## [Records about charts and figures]
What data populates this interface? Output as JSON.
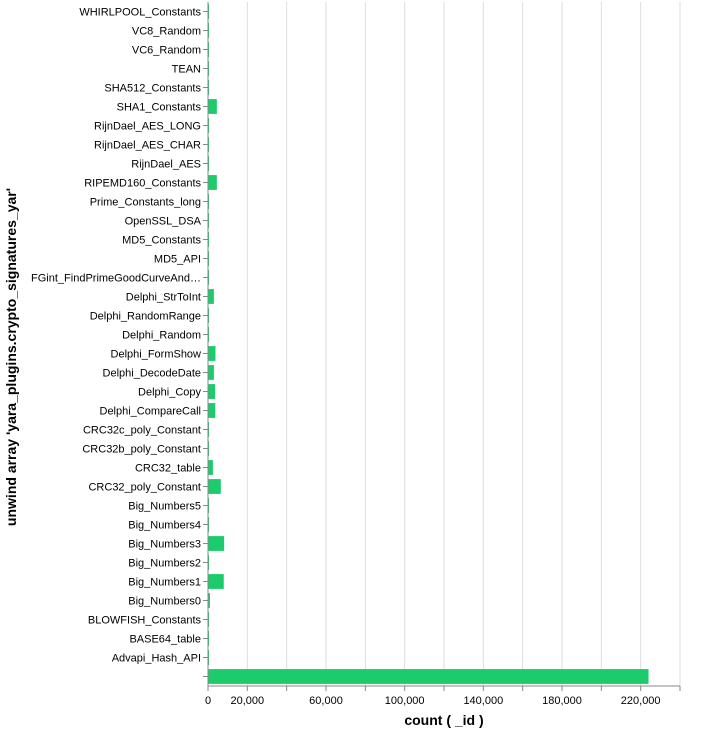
{
  "chart_data": {
    "type": "bar",
    "orientation": "horizontal",
    "title": "",
    "xlabel": "count ( _id )",
    "ylabel": "unwind array 'yara_plugins.crypto_signatures_yar'",
    "xlim": [
      0,
      240000
    ],
    "x_ticks": [
      0,
      20000,
      60000,
      100000,
      140000,
      180000,
      220000
    ],
    "x_tick_labels": [
      "0",
      "20,000",
      "60,000",
      "100,000",
      "140,000",
      "180,000",
      "220,000"
    ],
    "grid": true,
    "bar_color": "#1ccb6c",
    "categories": [
      "WHIRLPOOL_Constants",
      "VC8_Random",
      "VC6_Random",
      "TEAN",
      "SHA512_Constants",
      "SHA1_Constants",
      "RijnDael_AES_LONG",
      "RijnDael_AES_CHAR",
      "RijnDael_AES",
      "RIPEMD160_Constants",
      "Prime_Constants_long",
      "OpenSSL_DSA",
      "MD5_Constants",
      "MD5_API",
      "FGint_FindPrimeGoodCurveAnd…",
      "Delphi_StrToInt",
      "Delphi_RandomRange",
      "Delphi_Random",
      "Delphi_FormShow",
      "Delphi_DecodeDate",
      "Delphi_Copy",
      "Delphi_CompareCall",
      "CRC32c_poly_Constant",
      "CRC32b_poly_Constant",
      "CRC32_table",
      "CRC32_poly_Constant",
      "Big_Numbers5",
      "Big_Numbers4",
      "Big_Numbers3",
      "Big_Numbers2",
      "Big_Numbers1",
      "Big_Numbers0",
      "BLOWFISH_Constants",
      "BASE64_table",
      "Advapi_Hash_API",
      ""
    ],
    "values": [
      150,
      100,
      100,
      300,
      100,
      4500,
      100,
      100,
      100,
      4500,
      100,
      100,
      400,
      100,
      100,
      3000,
      100,
      100,
      3800,
      3000,
      3600,
      3700,
      100,
      100,
      2500,
      6500,
      100,
      100,
      8200,
      100,
      8000,
      1000,
      100,
      300,
      300,
      224000
    ]
  }
}
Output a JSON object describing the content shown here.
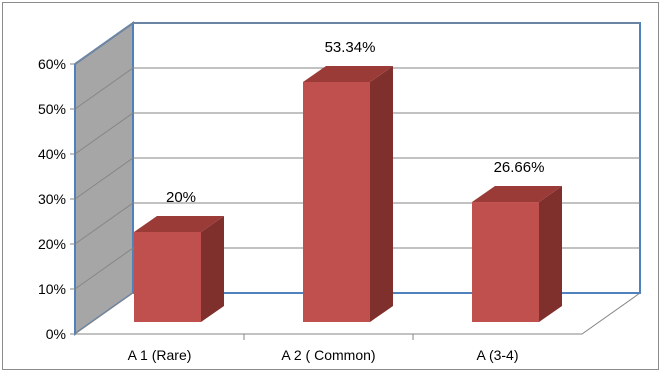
{
  "chart_data": {
    "type": "bar",
    "categories": [
      "A 1 (Rare)",
      "A 2 ( Common)",
      "A (3-4)"
    ],
    "values": [
      20,
      53.34,
      26.66
    ],
    "data_labels": [
      "20%",
      "53.34%",
      "26.66%"
    ],
    "ylim": [
      0,
      60
    ],
    "yticks": [
      0,
      10,
      20,
      30,
      40,
      50,
      60
    ],
    "ytick_labels": [
      "0%",
      "10%",
      "20%",
      "30%",
      "40%",
      "50%",
      "60%"
    ],
    "grid": true,
    "style": "3d",
    "colors": {
      "bar_front": "#c0504d",
      "bar_side": "#7f302d",
      "bar_top": "#9a3b38",
      "side_wall": "#a6a6a6",
      "wall_border": "#4f81bd",
      "gridline": "#868686"
    }
  }
}
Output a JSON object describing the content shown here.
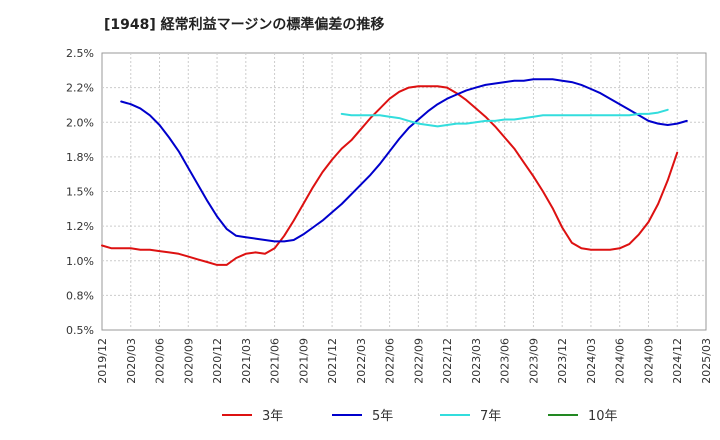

## [PROBLEM TO SOLVE]
Pictures are excluded; output everything else in the data verbatim.

## [RIGHT ANSWER]
What data populates this interface? Output as JSON.
{
  "chart_data": {
    "type": "bar",
    "orientation": "horizontal",
    "title": "",
    "xlabel": "count ( _id )",
    "ylabel": "unwind array 'yara_plugins.crypto_signatures_yar'",
    "xlim": [
      0,
      240000
    ],
    "x_ticks": [
      0,
      20000,
      60000,
      100000,
      140000,
      180000,
      220000
    ],
    "x_tick_labels": [
      "0",
      "20,000",
      "60,000",
      "100,000",
      "140,000",
      "180,000",
      "220,000"
    ],
    "grid": true,
    "bar_color": "#1ccb6c",
    "categories": [
      "WHIRLPOOL_Constants",
      "VC8_Random",
      "VC6_Random",
      "TEAN",
      "SHA512_Constants",
      "SHA1_Constants",
      "RijnDael_AES_LONG",
      "RijnDael_AES_CHAR",
      "RijnDael_AES",
      "RIPEMD160_Constants",
      "Prime_Constants_long",
      "OpenSSL_DSA",
      "MD5_Constants",
      "MD5_API",
      "FGint_FindPrimeGoodCurveAnd…",
      "Delphi_StrToInt",
      "Delphi_RandomRange",
      "Delphi_Random",
      "Delphi_FormShow",
      "Delphi_DecodeDate",
      "Delphi_Copy",
      "Delphi_CompareCall",
      "CRC32c_poly_Constant",
      "CRC32b_poly_Constant",
      "CRC32_table",
      "CRC32_poly_Constant",
      "Big_Numbers5",
      "Big_Numbers4",
      "Big_Numbers3",
      "Big_Numbers2",
      "Big_Numbers1",
      "Big_Numbers0",
      "BLOWFISH_Constants",
      "BASE64_table",
      "Advapi_Hash_API",
      ""
    ],
    "values": [
      150,
      100,
      100,
      300,
      100,
      4500,
      100,
      100,
      100,
      4500,
      100,
      100,
      400,
      100,
      100,
      3000,
      100,
      100,
      3800,
      3000,
      3600,
      3700,
      100,
      100,
      2500,
      6500,
      100,
      100,
      8200,
      100,
      8000,
      1000,
      100,
      300,
      300,
      224000
    ]
  }
}
Output a JSON object describing the content shown here.
{
  "chart_data": {
    "type": "bar",
    "categories": [
      "A 1 (Rare)",
      "A 2 ( Common)",
      "A (3-4)"
    ],
    "values": [
      20,
      53.34,
      26.66
    ],
    "data_labels": [
      "20%",
      "53.34%",
      "26.66%"
    ],
    "ylim": [
      0,
      60
    ],
    "yticks": [
      0,
      10,
      20,
      30,
      40,
      50,
      60
    ],
    "ytick_labels": [
      "0%",
      "10%",
      "20%",
      "30%",
      "40%",
      "50%",
      "60%"
    ],
    "grid": true,
    "style": "3d",
    "colors": {
      "bar_front": "#c0504d",
      "bar_side": "#7f302d",
      "bar_top": "#9a3b38",
      "side_wall": "#a6a6a6",
      "wall_border": "#4f81bd",
      "gridline": "#868686"
    }
  }
}
Output a JSON object describing the content shown here.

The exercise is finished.